Records that describe figures:
□ □ □ □ □ □ □
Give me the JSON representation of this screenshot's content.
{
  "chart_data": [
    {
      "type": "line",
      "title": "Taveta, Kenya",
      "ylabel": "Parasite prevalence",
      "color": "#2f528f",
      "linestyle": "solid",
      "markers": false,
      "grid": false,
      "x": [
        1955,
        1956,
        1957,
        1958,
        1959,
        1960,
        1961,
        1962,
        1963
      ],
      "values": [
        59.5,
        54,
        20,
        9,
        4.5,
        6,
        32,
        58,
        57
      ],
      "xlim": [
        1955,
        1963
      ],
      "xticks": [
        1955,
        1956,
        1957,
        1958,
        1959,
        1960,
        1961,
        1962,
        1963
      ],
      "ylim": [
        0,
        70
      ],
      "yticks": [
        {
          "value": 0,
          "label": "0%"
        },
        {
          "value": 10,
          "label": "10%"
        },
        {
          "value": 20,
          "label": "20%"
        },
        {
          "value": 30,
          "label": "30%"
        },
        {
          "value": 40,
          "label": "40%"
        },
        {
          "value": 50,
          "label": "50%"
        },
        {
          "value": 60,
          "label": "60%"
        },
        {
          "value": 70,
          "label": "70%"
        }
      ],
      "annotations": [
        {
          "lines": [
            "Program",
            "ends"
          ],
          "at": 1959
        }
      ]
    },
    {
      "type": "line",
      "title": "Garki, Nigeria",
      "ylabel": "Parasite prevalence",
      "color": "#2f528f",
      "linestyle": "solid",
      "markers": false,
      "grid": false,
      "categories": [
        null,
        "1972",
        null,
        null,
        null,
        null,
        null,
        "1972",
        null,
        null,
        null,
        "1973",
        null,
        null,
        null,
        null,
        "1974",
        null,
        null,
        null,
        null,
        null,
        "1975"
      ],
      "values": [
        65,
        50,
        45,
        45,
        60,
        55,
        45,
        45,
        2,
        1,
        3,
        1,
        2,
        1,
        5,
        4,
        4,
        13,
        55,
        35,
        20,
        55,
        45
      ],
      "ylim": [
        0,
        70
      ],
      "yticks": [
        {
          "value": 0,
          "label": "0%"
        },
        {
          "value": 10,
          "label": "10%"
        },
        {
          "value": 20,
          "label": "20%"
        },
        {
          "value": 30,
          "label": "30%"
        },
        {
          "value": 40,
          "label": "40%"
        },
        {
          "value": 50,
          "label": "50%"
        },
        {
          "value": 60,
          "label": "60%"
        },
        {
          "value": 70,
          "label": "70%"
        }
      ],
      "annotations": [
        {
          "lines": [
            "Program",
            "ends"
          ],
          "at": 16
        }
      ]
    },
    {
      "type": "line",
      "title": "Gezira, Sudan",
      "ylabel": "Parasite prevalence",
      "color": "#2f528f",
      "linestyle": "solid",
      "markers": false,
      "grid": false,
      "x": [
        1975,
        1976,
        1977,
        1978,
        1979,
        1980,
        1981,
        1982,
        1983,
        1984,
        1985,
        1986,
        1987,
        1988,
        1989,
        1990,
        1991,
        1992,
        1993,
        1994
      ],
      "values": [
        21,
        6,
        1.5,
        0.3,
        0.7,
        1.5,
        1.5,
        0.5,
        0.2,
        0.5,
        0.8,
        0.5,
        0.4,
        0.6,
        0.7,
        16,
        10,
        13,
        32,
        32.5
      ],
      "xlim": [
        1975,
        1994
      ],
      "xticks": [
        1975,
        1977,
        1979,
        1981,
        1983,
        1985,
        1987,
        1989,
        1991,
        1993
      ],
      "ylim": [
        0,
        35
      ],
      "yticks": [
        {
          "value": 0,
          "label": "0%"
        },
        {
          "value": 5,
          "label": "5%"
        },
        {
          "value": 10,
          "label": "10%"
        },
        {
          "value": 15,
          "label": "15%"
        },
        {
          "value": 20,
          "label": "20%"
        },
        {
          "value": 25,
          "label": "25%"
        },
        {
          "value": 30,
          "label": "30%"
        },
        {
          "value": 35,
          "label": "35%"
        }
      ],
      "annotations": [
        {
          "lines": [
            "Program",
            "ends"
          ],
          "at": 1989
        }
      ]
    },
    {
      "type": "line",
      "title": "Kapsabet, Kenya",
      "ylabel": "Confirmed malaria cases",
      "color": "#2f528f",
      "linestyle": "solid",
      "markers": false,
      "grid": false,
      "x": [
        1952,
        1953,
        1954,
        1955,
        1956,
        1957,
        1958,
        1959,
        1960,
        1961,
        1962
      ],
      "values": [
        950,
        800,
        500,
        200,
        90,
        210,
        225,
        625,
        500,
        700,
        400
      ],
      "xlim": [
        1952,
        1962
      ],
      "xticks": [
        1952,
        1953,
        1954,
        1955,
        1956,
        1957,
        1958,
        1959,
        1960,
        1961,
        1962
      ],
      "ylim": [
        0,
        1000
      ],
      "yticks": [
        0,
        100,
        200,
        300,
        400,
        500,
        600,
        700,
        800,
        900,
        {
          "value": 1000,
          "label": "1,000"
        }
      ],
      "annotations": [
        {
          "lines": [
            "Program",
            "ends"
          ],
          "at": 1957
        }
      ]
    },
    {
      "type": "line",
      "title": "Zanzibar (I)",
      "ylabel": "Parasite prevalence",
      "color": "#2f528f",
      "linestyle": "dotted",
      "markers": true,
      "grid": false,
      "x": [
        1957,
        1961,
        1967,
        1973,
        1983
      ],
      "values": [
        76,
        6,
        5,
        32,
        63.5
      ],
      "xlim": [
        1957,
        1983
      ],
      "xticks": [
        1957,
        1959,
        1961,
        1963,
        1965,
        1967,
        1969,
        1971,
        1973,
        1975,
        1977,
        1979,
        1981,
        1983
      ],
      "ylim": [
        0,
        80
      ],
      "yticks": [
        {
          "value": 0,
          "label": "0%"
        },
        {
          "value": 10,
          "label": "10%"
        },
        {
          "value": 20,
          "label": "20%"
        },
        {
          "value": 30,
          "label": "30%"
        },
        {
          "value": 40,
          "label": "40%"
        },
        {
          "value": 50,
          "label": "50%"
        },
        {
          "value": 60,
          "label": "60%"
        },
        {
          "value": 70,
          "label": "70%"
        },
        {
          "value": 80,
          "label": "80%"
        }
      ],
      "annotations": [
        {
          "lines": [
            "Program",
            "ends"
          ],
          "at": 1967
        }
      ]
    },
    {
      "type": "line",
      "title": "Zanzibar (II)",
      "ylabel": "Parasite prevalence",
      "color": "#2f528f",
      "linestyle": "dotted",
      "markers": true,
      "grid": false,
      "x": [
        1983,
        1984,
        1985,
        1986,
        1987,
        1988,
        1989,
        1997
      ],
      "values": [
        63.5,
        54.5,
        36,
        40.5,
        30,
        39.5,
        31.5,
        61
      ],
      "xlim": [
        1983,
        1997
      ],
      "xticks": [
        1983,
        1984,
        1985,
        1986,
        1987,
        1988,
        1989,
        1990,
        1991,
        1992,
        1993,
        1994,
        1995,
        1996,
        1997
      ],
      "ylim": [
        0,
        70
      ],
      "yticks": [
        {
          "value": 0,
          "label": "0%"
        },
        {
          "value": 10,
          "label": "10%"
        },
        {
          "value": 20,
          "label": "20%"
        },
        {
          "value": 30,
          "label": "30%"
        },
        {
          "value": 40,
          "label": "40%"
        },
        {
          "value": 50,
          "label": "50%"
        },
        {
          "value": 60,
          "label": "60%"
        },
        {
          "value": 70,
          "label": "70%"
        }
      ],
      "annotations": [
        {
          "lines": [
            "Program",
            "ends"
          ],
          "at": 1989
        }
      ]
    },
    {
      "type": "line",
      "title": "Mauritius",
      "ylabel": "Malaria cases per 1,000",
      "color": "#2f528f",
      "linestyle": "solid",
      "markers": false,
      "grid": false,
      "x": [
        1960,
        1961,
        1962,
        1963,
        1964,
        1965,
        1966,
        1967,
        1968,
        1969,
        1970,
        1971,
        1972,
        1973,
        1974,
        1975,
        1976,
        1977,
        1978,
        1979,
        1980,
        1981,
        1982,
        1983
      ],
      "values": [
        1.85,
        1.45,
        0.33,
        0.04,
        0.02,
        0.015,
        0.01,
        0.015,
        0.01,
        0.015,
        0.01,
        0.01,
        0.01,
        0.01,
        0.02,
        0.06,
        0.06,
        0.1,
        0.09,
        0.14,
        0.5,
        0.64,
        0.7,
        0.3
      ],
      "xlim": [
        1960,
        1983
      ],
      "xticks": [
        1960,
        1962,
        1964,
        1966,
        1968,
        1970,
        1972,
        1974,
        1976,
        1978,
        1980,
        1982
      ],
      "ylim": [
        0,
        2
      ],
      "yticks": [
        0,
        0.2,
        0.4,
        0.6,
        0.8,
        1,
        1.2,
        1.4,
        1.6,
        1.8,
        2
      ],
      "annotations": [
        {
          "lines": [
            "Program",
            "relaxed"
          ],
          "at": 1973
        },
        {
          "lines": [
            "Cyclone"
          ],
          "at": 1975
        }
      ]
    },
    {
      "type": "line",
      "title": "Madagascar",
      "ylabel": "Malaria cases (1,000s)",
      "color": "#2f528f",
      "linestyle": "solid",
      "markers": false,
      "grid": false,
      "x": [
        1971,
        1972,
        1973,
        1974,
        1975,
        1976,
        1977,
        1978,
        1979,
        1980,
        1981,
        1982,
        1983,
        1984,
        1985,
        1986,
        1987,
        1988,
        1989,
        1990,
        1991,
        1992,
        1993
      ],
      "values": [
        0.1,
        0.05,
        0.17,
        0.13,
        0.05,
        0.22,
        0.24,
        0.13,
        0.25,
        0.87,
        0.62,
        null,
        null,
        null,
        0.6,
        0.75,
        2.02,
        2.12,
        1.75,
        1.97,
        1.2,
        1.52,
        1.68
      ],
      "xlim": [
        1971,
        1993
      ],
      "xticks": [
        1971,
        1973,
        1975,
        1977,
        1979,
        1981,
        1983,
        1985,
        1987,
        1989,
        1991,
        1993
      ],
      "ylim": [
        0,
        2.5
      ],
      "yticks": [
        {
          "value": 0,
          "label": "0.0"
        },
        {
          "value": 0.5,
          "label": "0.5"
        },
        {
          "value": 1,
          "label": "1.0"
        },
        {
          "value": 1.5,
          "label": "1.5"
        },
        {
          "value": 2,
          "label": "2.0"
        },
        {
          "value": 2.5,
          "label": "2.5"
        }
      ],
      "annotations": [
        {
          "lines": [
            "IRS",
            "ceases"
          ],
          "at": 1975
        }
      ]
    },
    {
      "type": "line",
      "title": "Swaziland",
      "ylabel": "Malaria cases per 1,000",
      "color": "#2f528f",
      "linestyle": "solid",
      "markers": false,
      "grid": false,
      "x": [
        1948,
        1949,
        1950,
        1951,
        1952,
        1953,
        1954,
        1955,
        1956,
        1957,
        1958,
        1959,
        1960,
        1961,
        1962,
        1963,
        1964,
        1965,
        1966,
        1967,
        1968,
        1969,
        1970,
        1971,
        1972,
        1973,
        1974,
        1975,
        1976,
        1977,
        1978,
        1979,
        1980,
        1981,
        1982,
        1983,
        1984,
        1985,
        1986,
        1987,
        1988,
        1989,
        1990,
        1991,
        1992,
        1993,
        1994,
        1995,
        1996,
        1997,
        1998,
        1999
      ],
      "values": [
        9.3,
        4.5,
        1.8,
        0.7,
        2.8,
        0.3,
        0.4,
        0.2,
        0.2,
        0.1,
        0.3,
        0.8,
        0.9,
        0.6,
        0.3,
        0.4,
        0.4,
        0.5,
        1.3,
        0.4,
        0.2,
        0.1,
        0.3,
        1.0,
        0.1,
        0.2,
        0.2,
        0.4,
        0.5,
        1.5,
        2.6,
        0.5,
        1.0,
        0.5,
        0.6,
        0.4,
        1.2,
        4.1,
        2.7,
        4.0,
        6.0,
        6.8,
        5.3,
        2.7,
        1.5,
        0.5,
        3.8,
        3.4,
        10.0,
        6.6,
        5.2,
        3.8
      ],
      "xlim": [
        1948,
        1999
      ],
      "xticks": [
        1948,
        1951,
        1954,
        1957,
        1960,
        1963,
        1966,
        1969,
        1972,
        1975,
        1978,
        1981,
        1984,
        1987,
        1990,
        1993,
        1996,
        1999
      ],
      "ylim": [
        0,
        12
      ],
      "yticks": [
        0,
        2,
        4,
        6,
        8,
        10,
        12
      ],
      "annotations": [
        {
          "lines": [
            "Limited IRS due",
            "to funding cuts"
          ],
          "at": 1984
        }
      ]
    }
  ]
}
□ □ □ □ □ □ □
-- Exercise requirements --
Extract each line holding the string "cases".

-- Solution to this exercise --
      "ylabel": "Confirmed malaria cases",
      "ylabel": "Malaria cases per 1,000",
      "ylabel": "Malaria cases (1,000s)",
      "ylabel": "Malaria cases per 1,000",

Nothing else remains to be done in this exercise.